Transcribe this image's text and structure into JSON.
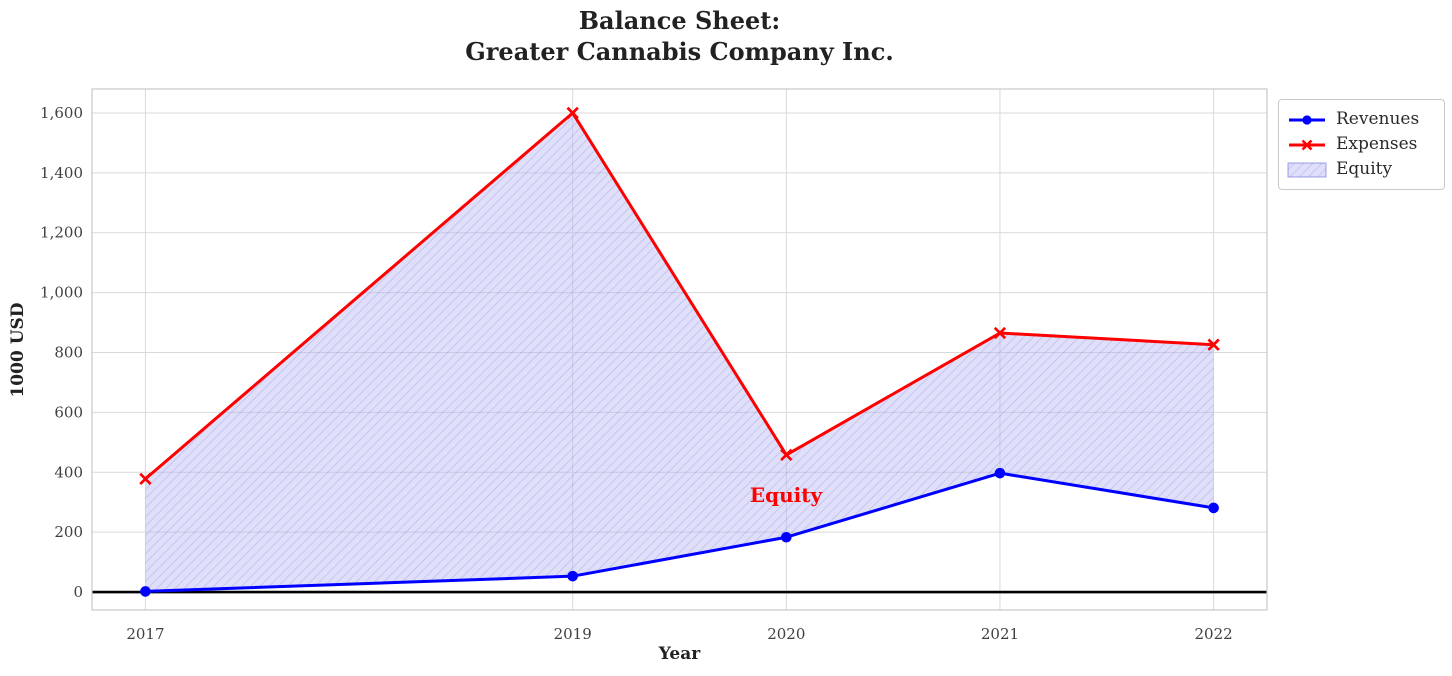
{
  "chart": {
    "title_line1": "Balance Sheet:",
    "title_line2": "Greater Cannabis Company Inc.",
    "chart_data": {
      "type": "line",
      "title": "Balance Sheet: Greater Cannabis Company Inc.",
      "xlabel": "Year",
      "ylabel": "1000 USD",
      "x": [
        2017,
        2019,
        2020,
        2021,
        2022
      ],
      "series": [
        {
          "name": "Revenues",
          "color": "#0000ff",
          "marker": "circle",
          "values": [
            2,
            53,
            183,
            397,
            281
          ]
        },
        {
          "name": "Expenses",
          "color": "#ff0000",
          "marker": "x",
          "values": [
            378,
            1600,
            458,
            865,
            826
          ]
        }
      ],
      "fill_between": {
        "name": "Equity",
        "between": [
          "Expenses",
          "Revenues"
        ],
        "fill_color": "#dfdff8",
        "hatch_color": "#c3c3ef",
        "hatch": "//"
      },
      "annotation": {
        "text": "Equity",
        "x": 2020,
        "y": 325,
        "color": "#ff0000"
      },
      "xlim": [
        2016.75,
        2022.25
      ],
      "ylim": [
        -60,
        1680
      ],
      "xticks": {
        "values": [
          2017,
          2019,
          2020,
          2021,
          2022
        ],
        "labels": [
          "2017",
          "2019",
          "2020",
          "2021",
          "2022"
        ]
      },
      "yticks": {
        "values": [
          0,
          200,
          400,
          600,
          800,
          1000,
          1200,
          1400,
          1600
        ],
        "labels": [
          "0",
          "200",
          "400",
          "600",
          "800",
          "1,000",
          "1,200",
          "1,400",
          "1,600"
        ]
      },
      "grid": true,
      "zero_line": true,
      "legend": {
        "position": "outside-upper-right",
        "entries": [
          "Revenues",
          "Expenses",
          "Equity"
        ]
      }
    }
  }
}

○ ○ ○

Repeat each record exactly as shown above, dropping all images.

• Answer below:
Transcribe this image's text and structure into JSON.
{
  "chart": {
    "title_line1": "Balance Sheet:",
    "title_line2": "Greater Cannabis Company Inc.",
    "chart_data": {
      "type": "line",
      "title": "Balance Sheet: Greater Cannabis Company Inc.",
      "xlabel": "Year",
      "ylabel": "1000 USD",
      "x": [
        2017,
        2019,
        2020,
        2021,
        2022
      ],
      "series": [
        {
          "name": "Revenues",
          "color": "#0000ff",
          "marker": "circle",
          "values": [
            2,
            53,
            183,
            397,
            281
          ]
        },
        {
          "name": "Expenses",
          "color": "#ff0000",
          "marker": "x",
          "values": [
            378,
            1600,
            458,
            865,
            826
          ]
        }
      ],
      "fill_between": {
        "name": "Equity",
        "between": [
          "Expenses",
          "Revenues"
        ],
        "fill_color": "#dfdff8",
        "hatch_color": "#c3c3ef",
        "hatch": "//"
      },
      "annotation": {
        "text": "Equity",
        "x": 2020,
        "y": 325,
        "color": "#ff0000"
      },
      "xlim": [
        2016.75,
        2022.25
      ],
      "ylim": [
        -60,
        1680
      ],
      "xticks": {
        "values": [
          2017,
          2019,
          2020,
          2021,
          2022
        ],
        "labels": [
          "2017",
          "2019",
          "2020",
          "2021",
          "2022"
        ]
      },
      "yticks": {
        "values": [
          0,
          200,
          400,
          600,
          800,
          1000,
          1200,
          1400,
          1600
        ],
        "labels": [
          "0",
          "200",
          "400",
          "600",
          "800",
          "1,000",
          "1,200",
          "1,400",
          "1,600"
        ]
      },
      "grid": true,
      "zero_line": true,
      "legend": {
        "position": "outside-upper-right",
        "entries": [
          "Revenues",
          "Expenses",
          "Equity"
        ]
      }
    }
  }
}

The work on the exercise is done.